■ To do ■
Make an exact copy of the entries below.
'''
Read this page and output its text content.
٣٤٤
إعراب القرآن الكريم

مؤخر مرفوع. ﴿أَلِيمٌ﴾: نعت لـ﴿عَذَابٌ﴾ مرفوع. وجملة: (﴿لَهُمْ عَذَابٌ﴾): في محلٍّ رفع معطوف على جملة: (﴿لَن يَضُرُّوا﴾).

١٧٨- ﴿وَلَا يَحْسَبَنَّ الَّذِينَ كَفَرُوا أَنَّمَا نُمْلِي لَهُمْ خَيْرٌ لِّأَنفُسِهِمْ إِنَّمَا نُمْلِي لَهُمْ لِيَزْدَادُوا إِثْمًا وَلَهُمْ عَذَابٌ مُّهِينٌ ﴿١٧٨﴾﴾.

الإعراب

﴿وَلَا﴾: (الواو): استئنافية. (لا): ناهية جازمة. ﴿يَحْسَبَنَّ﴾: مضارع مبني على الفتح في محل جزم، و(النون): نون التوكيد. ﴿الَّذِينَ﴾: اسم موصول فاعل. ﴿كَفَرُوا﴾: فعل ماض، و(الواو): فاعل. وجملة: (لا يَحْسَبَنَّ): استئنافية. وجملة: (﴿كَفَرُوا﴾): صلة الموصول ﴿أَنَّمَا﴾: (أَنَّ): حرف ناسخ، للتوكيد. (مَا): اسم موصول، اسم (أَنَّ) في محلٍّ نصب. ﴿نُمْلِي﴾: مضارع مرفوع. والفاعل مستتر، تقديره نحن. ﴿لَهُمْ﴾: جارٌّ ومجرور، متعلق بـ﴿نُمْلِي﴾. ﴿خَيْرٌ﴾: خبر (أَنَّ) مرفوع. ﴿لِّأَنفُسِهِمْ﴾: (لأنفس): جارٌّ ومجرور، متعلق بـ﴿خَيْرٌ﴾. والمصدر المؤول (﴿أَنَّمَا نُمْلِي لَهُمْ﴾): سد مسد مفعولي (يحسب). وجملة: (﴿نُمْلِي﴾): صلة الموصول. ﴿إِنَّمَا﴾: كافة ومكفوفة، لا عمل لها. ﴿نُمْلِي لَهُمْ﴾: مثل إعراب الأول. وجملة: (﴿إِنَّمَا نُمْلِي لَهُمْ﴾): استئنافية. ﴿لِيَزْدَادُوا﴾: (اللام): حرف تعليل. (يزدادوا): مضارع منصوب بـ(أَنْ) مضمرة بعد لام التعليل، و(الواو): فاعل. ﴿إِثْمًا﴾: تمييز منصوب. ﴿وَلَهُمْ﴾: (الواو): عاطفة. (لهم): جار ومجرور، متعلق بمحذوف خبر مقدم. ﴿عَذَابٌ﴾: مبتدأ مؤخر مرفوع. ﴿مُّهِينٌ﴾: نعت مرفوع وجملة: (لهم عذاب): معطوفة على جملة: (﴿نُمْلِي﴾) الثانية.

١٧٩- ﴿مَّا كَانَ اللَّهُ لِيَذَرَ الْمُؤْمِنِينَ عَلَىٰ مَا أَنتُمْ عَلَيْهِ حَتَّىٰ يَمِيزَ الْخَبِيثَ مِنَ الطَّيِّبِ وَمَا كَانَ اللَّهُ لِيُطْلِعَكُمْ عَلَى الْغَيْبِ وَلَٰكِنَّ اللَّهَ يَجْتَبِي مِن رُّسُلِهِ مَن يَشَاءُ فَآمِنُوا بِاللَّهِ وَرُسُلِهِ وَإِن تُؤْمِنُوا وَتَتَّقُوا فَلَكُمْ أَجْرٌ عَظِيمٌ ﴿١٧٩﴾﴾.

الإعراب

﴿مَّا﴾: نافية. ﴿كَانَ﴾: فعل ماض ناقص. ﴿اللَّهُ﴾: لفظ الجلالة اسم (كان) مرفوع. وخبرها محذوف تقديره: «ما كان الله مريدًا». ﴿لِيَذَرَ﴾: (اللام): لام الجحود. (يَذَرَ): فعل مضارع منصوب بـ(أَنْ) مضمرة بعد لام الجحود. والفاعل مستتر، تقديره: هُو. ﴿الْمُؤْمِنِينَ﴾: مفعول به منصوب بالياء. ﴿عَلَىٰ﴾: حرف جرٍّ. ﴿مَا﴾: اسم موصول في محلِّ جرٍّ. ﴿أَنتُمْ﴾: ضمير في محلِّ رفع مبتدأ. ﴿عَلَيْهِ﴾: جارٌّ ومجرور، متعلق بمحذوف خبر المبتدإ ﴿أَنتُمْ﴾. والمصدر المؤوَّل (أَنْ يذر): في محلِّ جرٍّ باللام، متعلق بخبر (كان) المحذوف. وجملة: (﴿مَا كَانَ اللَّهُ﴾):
'''
■ Solution below ■
Read this page and output its text content.
٣٤٤
إعراب القرآن الكريم

مؤخر مرفوع. ﴿أَلِيمٌ﴾: نعت لـ﴿عَذَابٌ﴾ مرفوع. وجملة: (﴿لَهُمْ عَذَابٌ﴾): في محلٍّ رفع معطوف على جملة: (﴿لَن يَضُرُّوا﴾).

١٧٨- ﴿وَلَا يَحْسَبَنَّ الَّذِينَ كَفَرُوا أَنَّمَا نُمْلِي لَهُمْ خَيْرٌ لِّأَنفُسِهِمْ إِنَّمَا نُمْلِي لَهُمْ لِيَزْدَادُوا إِثْمًا وَلَهُمْ عَذَابٌ مُّهِينٌ ﴿١٧٨﴾﴾.

الإعراب

﴿وَلَا﴾: (الواو): استئنافية. (لا): ناهية جازمة. ﴿يَحْسَبَنَّ﴾: مضارع مبني على الفتح في محل جزم، و(النون): نون التوكيد. ﴿الَّذِينَ﴾: اسم موصول فاعل. ﴿كَفَرُوا﴾: فعل ماض، و(الواو): فاعل. وجملة: (لا يَحْسَبَنَّ): استئنافية. وجملة: (﴿كَفَرُوا﴾): صلة الموصول ﴿أَنَّمَا﴾: (أَنَّ): حرف ناسخ، للتوكيد. (مَا): اسم موصول، اسم (أَنَّ) في محلٍّ نصب. ﴿نُمْلِي﴾: مضارع مرفوع. والفاعل مستتر، تقديره نحن. ﴿لَهُمْ﴾: جارٌّ ومجرور، متعلق بـ﴿نُمْلِي﴾. ﴿خَيْرٌ﴾: خبر (أَنَّ) مرفوع. ﴿لِّأَنفُسِهِمْ﴾: (لأنفس): جارٌّ ومجرور، متعلق بـ﴿خَيْرٌ﴾. والمصدر المؤول (﴿أَنَّمَا نُمْلِي لَهُمْ﴾): سد مسد مفعولي (يحسب). وجملة: (﴿نُمْلِي﴾): صلة الموصول. ﴿إِنَّمَا﴾: كافة ومكفوفة، لا عمل لها. ﴿نُمْلِي لَهُمْ﴾: مثل إعراب الأول. وجملة: (﴿إِنَّمَا نُمْلِي لَهُمْ﴾): استئنافية. ﴿لِيَزْدَادُوا﴾: (اللام): حرف تعليل. (يزدادوا): مضارع منصوب بـ(أَنْ) مضمرة بعد لام التعليل، و(الواو): فاعل. ﴿إِثْمًا﴾: تمييز منصوب. ﴿وَلَهُمْ﴾: (الواو): عاطفة. (لهم): جار ومجرور، متعلق بمحذوف خبر مقدم. ﴿عَذَابٌ﴾: مبتدأ مؤخر مرفوع. ﴿مُّهِينٌ﴾: نعت مرفوع وجملة: (لهم عذاب): معطوفة على جملة: (﴿نُمْلِي﴾) الثانية.

١٧٩- ﴿مَّا كَانَ اللَّهُ لِيَذَرَ الْمُؤْمِنِينَ عَلَىٰ مَا أَنتُمْ عَلَيْهِ حَتَّىٰ يَمِيزَ الْخَبِيثَ مِنَ الطَّيِّبِ وَمَا كَانَ اللَّهُ لِيُطْلِعَكُمْ عَلَى الْغَيْبِ وَلَٰكِنَّ اللَّهَ يَجْتَبِي مِن رُّسُلِهِ مَن يَشَاءُ فَآمِنُوا بِاللَّهِ وَرُسُلِهِ وَإِن تُؤْمِنُوا وَتَتَّقُوا فَلَكُمْ أَجْرٌ عَظِيمٌ ﴿١٧٩﴾﴾.

الإعراب

﴿مَّا﴾: نافية. ﴿كَانَ﴾: فعل ماض ناقص. ﴿اللَّهُ﴾: لفظ الجلالة اسم (كان) مرفوع. وخبرها محذوف تقديره: «ما كان الله مريدًا». ﴿لِيَذَرَ﴾: (اللام): لام الجحود. (يَذَرَ): فعل مضارع منصوب بـ(أَنْ) مضمرة بعد لام الجحود. والفاعل مستتر، تقديره: هُو. ﴿الْمُؤْمِنِينَ﴾: مفعول به منصوب بالياء. ﴿عَلَىٰ﴾: حرف جرٍّ. ﴿مَا﴾: اسم موصول في محلِّ جرٍّ. ﴿أَنتُمْ﴾: ضمير في محلِّ رفع مبتدأ. ﴿عَلَيْهِ﴾: جارٌّ ومجرور، متعلق بمحذوف خبر المبتدإ ﴿أَنتُمْ﴾. والمصدر المؤوَّل (أَنْ يذر): في محلِّ جرٍّ باللام، متعلق بخبر (كان) المحذوف. وجملة: (﴿مَا كَانَ اللَّهُ﴾):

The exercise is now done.